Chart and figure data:

■ ■ ■ ■ ■

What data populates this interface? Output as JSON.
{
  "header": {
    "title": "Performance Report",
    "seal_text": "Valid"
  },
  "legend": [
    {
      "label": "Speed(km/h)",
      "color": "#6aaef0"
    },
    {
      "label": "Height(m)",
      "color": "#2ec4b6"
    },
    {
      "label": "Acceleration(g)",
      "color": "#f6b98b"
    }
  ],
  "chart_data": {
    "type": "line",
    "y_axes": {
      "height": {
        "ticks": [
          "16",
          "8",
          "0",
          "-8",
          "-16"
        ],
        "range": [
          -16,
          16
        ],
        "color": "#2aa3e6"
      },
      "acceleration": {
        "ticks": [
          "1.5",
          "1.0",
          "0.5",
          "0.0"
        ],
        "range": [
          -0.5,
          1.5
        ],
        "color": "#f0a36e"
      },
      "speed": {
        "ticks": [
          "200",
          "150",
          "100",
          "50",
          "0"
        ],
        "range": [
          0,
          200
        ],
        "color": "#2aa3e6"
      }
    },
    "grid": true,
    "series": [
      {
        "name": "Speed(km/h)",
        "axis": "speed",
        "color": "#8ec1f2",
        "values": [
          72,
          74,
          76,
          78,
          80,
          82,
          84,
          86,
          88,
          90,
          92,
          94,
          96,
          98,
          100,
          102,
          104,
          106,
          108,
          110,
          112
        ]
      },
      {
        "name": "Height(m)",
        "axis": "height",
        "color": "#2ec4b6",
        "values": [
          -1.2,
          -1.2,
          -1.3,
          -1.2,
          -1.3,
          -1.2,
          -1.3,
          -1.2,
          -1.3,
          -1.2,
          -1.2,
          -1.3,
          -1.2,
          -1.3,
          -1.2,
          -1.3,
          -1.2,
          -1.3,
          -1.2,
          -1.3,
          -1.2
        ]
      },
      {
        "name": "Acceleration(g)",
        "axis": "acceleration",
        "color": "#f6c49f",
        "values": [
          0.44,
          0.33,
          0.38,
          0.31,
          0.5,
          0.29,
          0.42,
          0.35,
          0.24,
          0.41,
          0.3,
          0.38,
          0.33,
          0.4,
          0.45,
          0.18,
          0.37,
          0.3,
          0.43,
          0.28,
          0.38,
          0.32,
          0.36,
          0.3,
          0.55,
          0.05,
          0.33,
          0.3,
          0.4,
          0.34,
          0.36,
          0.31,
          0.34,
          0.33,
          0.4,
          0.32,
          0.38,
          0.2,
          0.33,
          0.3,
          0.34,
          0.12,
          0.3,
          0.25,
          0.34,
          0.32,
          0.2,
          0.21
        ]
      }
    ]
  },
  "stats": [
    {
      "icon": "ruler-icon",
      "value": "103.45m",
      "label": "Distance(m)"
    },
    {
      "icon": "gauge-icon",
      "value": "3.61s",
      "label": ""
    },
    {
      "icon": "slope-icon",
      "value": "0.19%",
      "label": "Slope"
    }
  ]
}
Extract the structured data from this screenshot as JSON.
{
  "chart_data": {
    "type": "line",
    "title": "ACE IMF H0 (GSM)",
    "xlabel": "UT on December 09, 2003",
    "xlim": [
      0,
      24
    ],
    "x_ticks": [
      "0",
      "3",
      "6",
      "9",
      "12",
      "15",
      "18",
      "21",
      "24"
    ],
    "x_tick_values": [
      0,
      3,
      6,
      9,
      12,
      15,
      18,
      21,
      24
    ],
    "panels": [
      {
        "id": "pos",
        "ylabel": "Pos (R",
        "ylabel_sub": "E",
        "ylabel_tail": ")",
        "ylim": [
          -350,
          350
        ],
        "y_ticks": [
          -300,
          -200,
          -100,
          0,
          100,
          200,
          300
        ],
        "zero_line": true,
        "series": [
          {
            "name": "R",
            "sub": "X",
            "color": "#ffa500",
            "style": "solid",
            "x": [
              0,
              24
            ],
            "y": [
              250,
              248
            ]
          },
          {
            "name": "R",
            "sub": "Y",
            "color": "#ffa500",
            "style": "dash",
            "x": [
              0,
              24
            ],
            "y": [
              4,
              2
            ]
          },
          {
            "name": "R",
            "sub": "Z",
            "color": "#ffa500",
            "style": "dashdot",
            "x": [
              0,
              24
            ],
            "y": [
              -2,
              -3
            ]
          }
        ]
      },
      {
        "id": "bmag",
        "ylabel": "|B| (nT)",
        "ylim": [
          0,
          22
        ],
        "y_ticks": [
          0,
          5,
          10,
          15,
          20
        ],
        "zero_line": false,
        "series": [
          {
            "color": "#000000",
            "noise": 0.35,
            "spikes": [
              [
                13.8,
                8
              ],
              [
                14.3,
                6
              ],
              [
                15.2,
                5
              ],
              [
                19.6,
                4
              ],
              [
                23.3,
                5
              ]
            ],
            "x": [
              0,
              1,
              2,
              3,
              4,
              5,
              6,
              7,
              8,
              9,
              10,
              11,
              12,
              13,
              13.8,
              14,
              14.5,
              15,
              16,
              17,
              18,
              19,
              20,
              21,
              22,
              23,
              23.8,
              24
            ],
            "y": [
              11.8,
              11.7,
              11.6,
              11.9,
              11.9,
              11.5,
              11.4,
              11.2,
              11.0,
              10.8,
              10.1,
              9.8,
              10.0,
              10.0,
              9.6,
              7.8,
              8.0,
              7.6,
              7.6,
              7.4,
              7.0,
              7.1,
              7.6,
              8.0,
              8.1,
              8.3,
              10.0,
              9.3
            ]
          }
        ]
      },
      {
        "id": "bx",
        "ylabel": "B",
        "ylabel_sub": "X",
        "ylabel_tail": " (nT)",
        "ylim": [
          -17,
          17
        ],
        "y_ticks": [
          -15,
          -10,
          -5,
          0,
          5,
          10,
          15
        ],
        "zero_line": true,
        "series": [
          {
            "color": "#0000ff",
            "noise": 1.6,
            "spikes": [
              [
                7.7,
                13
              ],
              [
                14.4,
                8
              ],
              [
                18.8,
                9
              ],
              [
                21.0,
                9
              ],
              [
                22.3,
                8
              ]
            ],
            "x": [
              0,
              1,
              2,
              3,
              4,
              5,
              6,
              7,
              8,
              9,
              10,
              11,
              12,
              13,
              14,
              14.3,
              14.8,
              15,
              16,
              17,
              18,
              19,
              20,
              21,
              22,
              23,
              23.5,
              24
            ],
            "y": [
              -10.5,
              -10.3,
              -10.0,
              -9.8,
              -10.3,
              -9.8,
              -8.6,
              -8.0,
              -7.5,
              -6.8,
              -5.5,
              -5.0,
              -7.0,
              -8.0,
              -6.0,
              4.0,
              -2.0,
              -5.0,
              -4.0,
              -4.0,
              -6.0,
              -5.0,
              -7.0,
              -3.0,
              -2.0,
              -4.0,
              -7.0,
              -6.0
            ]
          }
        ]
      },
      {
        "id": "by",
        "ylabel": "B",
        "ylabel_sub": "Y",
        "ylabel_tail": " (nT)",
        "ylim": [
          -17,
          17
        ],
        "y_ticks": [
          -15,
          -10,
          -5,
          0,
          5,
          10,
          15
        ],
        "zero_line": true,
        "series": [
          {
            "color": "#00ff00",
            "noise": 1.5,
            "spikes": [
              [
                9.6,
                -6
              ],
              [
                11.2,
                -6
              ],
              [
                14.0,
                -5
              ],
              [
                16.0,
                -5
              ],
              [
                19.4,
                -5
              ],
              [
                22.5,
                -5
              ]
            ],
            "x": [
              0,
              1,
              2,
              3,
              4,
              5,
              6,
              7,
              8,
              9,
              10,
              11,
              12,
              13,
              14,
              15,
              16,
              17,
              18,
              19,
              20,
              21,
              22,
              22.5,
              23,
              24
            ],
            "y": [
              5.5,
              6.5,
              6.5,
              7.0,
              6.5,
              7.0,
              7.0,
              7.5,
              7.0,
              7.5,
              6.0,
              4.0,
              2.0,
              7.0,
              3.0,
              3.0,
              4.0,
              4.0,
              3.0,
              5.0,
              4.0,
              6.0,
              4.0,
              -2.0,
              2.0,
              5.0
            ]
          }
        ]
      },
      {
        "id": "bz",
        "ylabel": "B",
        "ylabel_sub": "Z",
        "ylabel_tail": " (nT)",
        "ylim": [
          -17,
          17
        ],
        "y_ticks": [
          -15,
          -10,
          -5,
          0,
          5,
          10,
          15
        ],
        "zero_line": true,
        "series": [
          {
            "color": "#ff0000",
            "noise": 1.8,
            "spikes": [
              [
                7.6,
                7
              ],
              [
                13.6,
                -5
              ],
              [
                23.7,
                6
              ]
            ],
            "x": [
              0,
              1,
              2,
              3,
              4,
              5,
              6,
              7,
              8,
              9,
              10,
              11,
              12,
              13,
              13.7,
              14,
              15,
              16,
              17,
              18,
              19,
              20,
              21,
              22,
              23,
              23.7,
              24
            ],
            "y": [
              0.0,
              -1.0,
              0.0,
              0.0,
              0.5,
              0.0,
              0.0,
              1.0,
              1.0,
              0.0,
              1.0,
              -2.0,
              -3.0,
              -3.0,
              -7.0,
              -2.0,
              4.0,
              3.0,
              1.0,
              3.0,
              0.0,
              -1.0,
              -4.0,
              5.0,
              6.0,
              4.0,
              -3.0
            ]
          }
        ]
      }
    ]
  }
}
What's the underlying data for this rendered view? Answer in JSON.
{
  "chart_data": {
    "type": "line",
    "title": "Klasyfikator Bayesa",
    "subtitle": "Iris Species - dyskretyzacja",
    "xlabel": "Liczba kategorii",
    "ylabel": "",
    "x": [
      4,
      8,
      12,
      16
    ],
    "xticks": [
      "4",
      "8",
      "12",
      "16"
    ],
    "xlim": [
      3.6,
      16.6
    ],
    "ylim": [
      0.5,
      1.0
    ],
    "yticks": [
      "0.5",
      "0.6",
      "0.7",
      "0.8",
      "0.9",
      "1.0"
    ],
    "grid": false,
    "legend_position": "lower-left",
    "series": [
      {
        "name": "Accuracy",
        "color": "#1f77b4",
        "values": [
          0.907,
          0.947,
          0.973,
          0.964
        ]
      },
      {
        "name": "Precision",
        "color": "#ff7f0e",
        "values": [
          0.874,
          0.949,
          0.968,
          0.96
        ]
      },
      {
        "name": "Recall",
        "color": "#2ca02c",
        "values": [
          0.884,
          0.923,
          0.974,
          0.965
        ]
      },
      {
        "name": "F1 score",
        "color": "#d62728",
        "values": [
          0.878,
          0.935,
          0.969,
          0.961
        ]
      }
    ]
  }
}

■ ■ ■ ■ ■

*YOUR GOAL:* Find the word "name" in the entries, and copy every line it shows up in.

*FINAL RESULT:*
        "name": "Speed(km/h)",
        "name": "Height(m)",
        "name": "Acceleration(g)",
            "name": "R",
            "name": "R",
            "name": "R",
        "name": "Accuracy",
        "name": "Precision",
        "name": "Recall",
        "name": "F1 score",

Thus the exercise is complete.